Go through the records and show each line where the word "勾股大数据" occurs.

--- start ---

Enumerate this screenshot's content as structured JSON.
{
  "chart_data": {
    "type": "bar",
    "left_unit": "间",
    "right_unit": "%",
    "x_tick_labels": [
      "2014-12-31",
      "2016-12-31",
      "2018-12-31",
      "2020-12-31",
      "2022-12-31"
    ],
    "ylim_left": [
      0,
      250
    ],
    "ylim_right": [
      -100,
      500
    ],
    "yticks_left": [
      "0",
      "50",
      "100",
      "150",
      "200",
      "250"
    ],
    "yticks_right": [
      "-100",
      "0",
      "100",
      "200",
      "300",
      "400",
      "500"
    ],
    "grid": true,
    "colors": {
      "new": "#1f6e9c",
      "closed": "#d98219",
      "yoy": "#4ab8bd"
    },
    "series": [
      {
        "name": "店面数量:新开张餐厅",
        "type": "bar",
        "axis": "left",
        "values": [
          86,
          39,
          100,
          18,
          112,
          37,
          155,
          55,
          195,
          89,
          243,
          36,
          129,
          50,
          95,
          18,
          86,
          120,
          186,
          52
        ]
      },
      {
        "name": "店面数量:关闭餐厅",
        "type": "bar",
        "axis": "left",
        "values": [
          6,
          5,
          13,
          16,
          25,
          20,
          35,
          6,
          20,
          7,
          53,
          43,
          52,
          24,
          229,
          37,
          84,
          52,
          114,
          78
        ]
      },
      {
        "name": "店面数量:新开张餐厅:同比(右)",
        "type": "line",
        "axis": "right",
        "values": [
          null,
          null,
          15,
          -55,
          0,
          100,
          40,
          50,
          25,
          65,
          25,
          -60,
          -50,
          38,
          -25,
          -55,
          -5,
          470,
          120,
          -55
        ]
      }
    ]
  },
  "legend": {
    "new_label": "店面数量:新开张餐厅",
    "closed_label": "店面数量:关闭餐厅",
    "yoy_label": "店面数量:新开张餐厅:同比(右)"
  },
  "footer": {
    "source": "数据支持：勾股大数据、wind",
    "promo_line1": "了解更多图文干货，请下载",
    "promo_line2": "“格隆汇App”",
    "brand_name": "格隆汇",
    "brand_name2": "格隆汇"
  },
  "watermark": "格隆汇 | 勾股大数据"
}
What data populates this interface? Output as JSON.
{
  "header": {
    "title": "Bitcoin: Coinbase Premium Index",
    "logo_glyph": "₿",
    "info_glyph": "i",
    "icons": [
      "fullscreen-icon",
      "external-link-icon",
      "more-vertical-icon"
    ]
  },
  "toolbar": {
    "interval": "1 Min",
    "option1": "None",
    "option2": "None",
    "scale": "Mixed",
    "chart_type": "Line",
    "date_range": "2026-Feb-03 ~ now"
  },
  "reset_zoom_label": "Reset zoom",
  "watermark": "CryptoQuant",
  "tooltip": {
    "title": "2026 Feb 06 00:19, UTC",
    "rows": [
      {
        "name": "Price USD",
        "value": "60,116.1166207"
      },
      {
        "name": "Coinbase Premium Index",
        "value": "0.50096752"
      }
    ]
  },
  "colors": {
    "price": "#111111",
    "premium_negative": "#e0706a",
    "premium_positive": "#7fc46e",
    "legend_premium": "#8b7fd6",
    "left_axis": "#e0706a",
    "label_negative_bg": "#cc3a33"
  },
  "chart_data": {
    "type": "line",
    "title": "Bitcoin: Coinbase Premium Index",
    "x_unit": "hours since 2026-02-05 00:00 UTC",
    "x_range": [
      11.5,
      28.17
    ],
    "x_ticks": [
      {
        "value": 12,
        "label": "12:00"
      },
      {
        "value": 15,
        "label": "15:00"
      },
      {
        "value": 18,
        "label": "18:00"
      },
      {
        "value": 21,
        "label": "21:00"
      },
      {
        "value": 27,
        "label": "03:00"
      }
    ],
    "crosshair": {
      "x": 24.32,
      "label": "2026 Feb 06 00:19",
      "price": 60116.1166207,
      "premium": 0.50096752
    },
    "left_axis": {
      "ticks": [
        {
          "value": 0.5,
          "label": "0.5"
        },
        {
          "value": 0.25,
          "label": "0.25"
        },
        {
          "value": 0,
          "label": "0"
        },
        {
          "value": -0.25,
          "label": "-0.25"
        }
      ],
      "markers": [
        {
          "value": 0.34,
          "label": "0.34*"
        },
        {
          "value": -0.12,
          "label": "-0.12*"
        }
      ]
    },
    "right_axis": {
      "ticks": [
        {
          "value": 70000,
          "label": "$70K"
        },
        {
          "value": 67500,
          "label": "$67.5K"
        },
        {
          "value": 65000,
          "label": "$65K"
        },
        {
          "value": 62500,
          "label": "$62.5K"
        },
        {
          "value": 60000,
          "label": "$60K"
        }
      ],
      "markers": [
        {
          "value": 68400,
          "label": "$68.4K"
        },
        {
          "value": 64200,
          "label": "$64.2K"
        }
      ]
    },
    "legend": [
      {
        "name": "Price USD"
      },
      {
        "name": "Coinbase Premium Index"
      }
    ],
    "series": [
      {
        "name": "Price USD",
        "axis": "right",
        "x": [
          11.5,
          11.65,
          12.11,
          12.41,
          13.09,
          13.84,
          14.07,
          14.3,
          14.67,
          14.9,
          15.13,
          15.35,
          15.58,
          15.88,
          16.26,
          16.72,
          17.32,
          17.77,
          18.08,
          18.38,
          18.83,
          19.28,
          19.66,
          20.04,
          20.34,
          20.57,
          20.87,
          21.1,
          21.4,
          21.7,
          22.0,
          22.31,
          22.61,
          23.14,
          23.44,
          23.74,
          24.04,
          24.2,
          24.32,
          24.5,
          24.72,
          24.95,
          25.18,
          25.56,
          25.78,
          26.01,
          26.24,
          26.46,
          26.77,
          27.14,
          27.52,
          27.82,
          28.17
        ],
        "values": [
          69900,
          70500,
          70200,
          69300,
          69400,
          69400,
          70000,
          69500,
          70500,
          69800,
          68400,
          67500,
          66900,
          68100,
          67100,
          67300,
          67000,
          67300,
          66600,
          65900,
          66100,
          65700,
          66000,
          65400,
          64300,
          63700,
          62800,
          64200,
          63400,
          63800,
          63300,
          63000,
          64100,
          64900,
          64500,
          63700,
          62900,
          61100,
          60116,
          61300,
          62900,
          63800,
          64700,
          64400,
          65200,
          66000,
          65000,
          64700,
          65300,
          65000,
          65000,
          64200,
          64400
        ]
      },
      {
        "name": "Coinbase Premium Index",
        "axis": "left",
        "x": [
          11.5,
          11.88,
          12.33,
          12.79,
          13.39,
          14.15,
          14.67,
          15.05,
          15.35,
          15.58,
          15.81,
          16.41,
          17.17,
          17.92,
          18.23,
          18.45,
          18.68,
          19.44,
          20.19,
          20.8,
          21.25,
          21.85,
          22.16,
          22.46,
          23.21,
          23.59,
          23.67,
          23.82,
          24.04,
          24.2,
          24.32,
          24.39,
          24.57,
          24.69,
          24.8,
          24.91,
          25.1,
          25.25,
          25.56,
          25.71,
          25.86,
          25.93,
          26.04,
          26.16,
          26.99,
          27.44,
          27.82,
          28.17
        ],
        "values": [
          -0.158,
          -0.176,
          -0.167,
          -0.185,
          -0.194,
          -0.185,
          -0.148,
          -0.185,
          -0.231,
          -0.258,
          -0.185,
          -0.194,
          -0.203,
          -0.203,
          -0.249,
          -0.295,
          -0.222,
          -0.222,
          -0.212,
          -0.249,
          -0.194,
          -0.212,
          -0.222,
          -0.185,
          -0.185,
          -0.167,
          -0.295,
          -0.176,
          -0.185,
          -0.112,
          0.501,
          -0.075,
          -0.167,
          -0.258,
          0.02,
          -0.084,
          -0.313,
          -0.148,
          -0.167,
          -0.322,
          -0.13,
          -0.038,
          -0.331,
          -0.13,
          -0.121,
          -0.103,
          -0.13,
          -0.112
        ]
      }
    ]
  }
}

--- end ---

▶ [In response]:
    "source": "数据支持：勾股大数据、wind",
  "watermark": "格隆汇 | 勾股大数据"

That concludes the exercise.